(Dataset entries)

____________

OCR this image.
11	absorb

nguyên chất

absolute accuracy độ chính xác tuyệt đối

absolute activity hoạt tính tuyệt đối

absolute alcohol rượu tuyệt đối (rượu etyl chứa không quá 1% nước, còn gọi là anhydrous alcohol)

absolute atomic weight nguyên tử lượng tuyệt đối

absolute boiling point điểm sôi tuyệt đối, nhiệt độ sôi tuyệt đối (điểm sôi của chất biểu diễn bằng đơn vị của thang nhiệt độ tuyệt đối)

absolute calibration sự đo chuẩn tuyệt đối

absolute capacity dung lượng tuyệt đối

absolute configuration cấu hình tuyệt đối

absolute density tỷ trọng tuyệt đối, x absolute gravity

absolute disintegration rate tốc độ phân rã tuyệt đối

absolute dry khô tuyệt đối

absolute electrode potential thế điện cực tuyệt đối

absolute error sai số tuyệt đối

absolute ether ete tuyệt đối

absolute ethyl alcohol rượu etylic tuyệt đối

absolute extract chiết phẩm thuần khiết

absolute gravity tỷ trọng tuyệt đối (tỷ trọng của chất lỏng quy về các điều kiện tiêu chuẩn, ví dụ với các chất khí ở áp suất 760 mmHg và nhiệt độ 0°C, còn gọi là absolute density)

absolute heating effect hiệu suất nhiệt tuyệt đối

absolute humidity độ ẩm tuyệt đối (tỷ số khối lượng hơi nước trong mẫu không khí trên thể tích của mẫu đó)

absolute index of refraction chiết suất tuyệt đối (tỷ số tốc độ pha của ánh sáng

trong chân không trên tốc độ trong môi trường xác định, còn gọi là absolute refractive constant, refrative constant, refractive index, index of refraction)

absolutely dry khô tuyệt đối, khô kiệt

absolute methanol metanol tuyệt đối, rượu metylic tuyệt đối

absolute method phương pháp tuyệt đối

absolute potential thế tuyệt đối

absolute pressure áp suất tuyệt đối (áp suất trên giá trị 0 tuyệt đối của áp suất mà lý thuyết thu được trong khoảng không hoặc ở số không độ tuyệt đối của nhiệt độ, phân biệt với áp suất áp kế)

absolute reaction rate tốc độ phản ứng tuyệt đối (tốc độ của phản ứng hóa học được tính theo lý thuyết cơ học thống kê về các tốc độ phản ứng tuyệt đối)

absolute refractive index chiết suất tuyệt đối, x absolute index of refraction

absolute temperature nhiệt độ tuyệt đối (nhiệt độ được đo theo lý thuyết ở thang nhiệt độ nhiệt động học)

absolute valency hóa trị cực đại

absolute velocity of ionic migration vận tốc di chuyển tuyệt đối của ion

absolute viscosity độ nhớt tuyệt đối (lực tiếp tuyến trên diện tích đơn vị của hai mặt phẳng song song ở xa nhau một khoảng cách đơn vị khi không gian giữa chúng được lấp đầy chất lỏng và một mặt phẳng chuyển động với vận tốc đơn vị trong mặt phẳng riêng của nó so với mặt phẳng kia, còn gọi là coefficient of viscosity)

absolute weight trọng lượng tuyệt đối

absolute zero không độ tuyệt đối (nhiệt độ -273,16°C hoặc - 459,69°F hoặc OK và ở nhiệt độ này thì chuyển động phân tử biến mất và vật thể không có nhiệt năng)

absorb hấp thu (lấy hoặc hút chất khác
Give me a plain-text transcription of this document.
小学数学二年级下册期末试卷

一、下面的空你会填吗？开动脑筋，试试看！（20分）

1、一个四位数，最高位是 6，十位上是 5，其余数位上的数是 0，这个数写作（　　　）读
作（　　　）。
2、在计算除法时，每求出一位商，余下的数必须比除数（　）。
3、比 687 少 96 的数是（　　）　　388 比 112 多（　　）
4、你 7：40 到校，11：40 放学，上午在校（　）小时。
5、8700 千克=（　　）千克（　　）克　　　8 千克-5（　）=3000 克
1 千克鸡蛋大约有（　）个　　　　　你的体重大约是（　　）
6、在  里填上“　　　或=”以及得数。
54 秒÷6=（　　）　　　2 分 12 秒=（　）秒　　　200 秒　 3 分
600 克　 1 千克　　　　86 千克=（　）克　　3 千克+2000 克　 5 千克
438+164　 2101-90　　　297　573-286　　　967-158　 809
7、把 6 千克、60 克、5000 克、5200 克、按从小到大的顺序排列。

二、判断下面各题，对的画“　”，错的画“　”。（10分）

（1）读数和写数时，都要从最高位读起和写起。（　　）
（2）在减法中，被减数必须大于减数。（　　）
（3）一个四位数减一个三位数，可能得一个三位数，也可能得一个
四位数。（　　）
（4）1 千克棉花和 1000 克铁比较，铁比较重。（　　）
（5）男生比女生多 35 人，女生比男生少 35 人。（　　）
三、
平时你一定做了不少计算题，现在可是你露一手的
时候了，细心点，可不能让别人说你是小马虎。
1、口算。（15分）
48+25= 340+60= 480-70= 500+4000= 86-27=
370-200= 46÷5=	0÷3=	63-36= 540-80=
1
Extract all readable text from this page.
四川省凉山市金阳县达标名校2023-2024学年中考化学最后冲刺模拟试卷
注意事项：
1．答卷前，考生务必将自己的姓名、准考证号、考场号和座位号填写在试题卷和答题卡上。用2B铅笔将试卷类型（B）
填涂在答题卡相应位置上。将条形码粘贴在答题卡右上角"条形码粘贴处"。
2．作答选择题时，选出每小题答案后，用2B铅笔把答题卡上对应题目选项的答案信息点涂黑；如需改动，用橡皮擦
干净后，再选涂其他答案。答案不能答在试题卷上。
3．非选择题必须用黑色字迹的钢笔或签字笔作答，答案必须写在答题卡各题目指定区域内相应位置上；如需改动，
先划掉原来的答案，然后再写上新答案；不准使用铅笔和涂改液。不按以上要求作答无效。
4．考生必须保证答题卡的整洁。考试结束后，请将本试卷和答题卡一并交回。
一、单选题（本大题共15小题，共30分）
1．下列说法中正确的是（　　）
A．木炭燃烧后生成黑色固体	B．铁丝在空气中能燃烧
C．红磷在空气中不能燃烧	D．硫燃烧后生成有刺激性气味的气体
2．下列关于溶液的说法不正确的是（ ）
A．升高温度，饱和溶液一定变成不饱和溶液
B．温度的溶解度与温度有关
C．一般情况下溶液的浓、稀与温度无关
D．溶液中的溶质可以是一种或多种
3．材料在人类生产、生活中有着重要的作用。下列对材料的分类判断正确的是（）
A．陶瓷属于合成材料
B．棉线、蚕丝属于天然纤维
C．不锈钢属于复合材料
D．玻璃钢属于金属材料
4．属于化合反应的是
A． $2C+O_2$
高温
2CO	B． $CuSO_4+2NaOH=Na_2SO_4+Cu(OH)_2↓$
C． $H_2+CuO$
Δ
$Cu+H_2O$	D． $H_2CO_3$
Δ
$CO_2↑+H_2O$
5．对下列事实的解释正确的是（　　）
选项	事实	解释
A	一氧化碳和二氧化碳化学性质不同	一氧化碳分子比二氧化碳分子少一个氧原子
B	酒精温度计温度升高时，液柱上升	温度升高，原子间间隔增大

____________

What this task involves
Write out every line of the preceding listing that contains "absorb".

Final result
11	absorb
absorb hấp thu (lấy hoặc hút chất khác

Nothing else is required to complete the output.